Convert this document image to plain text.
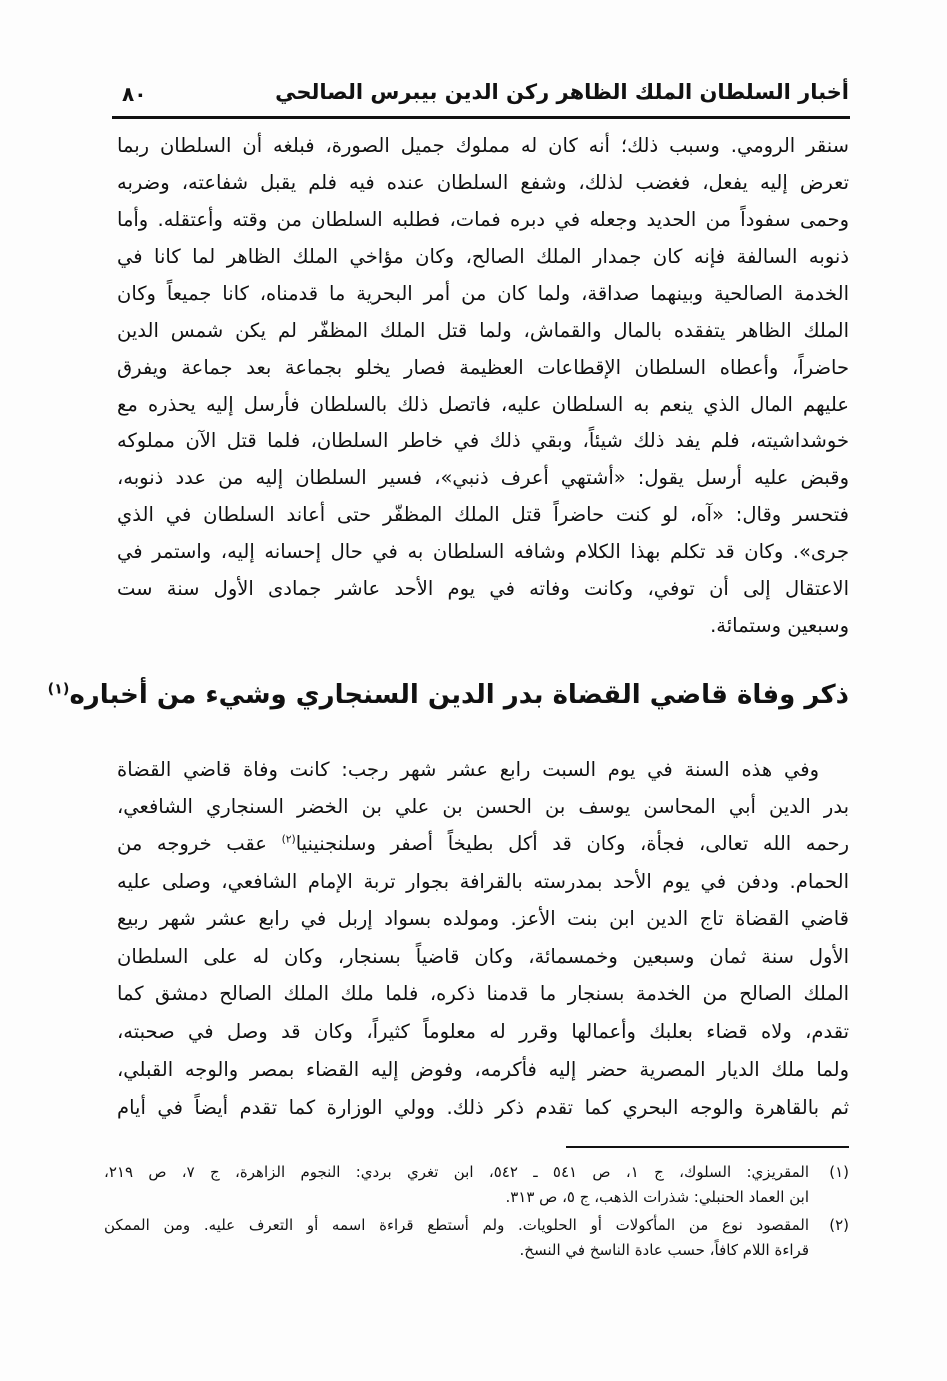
أخبار السلطان الملك الظاهر ركن الدين بيبرس الصالحي
٨٠
سنقر الرومي. وسبب ذلك؛ أنه كان له مملوك جميل الصورة، فبلغه أن السلطان ربما
تعرض إليه يفعل، فغضب لذلك، وشفع السلطان عنده فيه فلم يقبل شفاعته، وضربه
وحمى سفوداً من الحديد وجعله في دبره فمات، فطلبه السلطان من وقته وأعتقله. وأما
ذنوبه السالفة فإنه كان جمدار الملك الصالح، وكان مؤاخي الملك الظاهر لما كانا في
الخدمة الصالحية وبينهما صداقة، ولما كان من أمر البحرية ما قدمناه، كانا جميعاً وكان
الملك الظاهر يتفقده بالمال والقماش، ولما قتل الملك المظفّر لم يكن شمس الدين
حاضراً، وأعطاه السلطان الإقطاعات العظيمة فصار يخلو بجماعة بعد جماعة ويفرق
عليهم المال الذي ينعم به السلطان عليه، فاتصل ذلك بالسلطان فأرسل إليه يحذره مع
خوشداشيته، فلم يفد ذلك شيئاً، وبقي ذلك في خاطر السلطان، فلما قتل الآن مملوكه
وقبض عليه أرسل يقول: «أشتهي أعرف ذنبي»، فسير السلطان إليه من عدد ذنوبه،
فتحسر وقال: «آه، لو كنت حاضراً قتل الملك المظفّر حتى أعاند السلطان في الذي
جرى». وكان قد تكلم بهذا الكلام وشافه السلطان به في حال إحسانه إليه، واستمر في
الاعتقال إلى أن توفي، وكانت وفاته في يوم الأحد عاشر جمادى الأول سنة ست
وسبعين وستمائة.
ذكر وفاة قاضي القضاة بدر الدين السنجاري وشيء من أخباره$^{(١)}$
وفي هذه السنة في يوم السبت رابع عشر شهر رجب: كانت وفاة قاضي القضاة
بدر الدين أبي المحاسن يوسف بن الحسن بن علي بن الخضر السنجاري الشافعي،
رحمه الله تعالى، فجأة، وكان قد أكل بطيخاً أصفر وسلنجنينيا$^{(٢)}$ عقب خروجه من
الحمام. ودفن في يوم الأحد بمدرسته بالقرافة بجوار تربة الإمام الشافعي، وصلى عليه
قاضي القضاة تاج الدين ابن بنت الأعز. ومولده بسواد إربل في رابع عشر شهر ربيع
الأول سنة ثمان وسبعين وخمسمائة، وكان قاضياً بسنجار، وكان له على السلطان
الملك الصالح من الخدمة بسنجار ما قدمنا ذكره، فلما ملك الملك الصالح دمشق كما
تقدم، ولاه قضاء بعلبك وأعمالها وقرر له معلوماً كثيراً، وكان قد وصل في صحبته،
ولما ملك الديار المصرية حضر إليه فأكرمه، وفوض إليه القضاء بمصر والوجه القبلي،
ثم بالقاهرة والوجه البحري كما تقدم ذكر ذلك. وولي الوزارة كما تقدم أيضاً في أيام
(١)
المقريزي: السلوك، ج ١، ص ٥٤١ ـ ٥٤٢، ابن تغري بردي: النجوم الزاهرة، ج ٧، ص ٢١٩،
ابن العماد الحنبلي: شذرات الذهب، ج ٥، ص ٣١٣.
(٢)
المقصود نوع من المأكولات أو الحلويات. ولم أستطع قراءة اسمه أو التعرف عليه. ومن الممكن
قراءة اللام كافاً، حسب عادة الناسخ في النسخ.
==================================================
* **GIVEN PROBLEM**
All of the data needs repeating exactly, but the pictures do not.

* **REPLY TO THE EXERCISE**
Convert this document image to plain text.
أخبار السلطان الملك الظاهر ركن الدين بيبرس الصالحي
٨٠
سنقر الرومي. وسبب ذلك؛ أنه كان له مملوك جميل الصورة، فبلغه أن السلطان ربما
تعرض إليه يفعل، فغضب لذلك، وشفع السلطان عنده فيه فلم يقبل شفاعته، وضربه
وحمى سفوداً من الحديد وجعله في دبره فمات، فطلبه السلطان من وقته وأعتقله. وأما
ذنوبه السالفة فإنه كان جمدار الملك الصالح، وكان مؤاخي الملك الظاهر لما كانا في
الخدمة الصالحية وبينهما صداقة، ولما كان من أمر البحرية ما قدمناه، كانا جميعاً وكان
الملك الظاهر يتفقده بالمال والقماش، ولما قتل الملك المظفّر لم يكن شمس الدين
حاضراً، وأعطاه السلطان الإقطاعات العظيمة فصار يخلو بجماعة بعد جماعة ويفرق
عليهم المال الذي ينعم به السلطان عليه، فاتصل ذلك بالسلطان فأرسل إليه يحذره مع
خوشداشيته، فلم يفد ذلك شيئاً، وبقي ذلك في خاطر السلطان، فلما قتل الآن مملوكه
وقبض عليه أرسل يقول: «أشتهي أعرف ذنبي»، فسير السلطان إليه من عدد ذنوبه،
فتحسر وقال: «آه، لو كنت حاضراً قتل الملك المظفّر حتى أعاند السلطان في الذي
جرى». وكان قد تكلم بهذا الكلام وشافه السلطان به في حال إحسانه إليه، واستمر في
الاعتقال إلى أن توفي، وكانت وفاته في يوم الأحد عاشر جمادى الأول سنة ست
وسبعين وستمائة.
ذكر وفاة قاضي القضاة بدر الدين السنجاري وشيء من أخباره$^{(١)}$
وفي هذه السنة في يوم السبت رابع عشر شهر رجب: كانت وفاة قاضي القضاة
بدر الدين أبي المحاسن يوسف بن الحسن بن علي بن الخضر السنجاري الشافعي،
رحمه الله تعالى، فجأة، وكان قد أكل بطيخاً أصفر وسلنجنينيا$^{(٢)}$ عقب خروجه من
الحمام. ودفن في يوم الأحد بمدرسته بالقرافة بجوار تربة الإمام الشافعي، وصلى عليه
قاضي القضاة تاج الدين ابن بنت الأعز. ومولده بسواد إربل في رابع عشر شهر ربيع
الأول سنة ثمان وسبعين وخمسمائة، وكان قاضياً بسنجار، وكان له على السلطان
الملك الصالح من الخدمة بسنجار ما قدمنا ذكره، فلما ملك الملك الصالح دمشق كما
تقدم، ولاه قضاء بعلبك وأعمالها وقرر له معلوماً كثيراً، وكان قد وصل في صحبته،
ولما ملك الديار المصرية حضر إليه فأكرمه، وفوض إليه القضاء بمصر والوجه القبلي،
ثم بالقاهرة والوجه البحري كما تقدم ذكر ذلك. وولي الوزارة كما تقدم أيضاً في أيام
(١)
المقريزي: السلوك، ج ١، ص ٥٤١ ـ ٥٤٢، ابن تغري بردي: النجوم الزاهرة، ج ٧، ص ٢١٩،
ابن العماد الحنبلي: شذرات الذهب، ج ٥، ص ٣١٣.
(٢)
المقصود نوع من المأكولات أو الحلويات. ولم أستطع قراءة اسمه أو التعرف عليه. ومن الممكن
قراءة اللام كافاً، حسب عادة الناسخ في النسخ.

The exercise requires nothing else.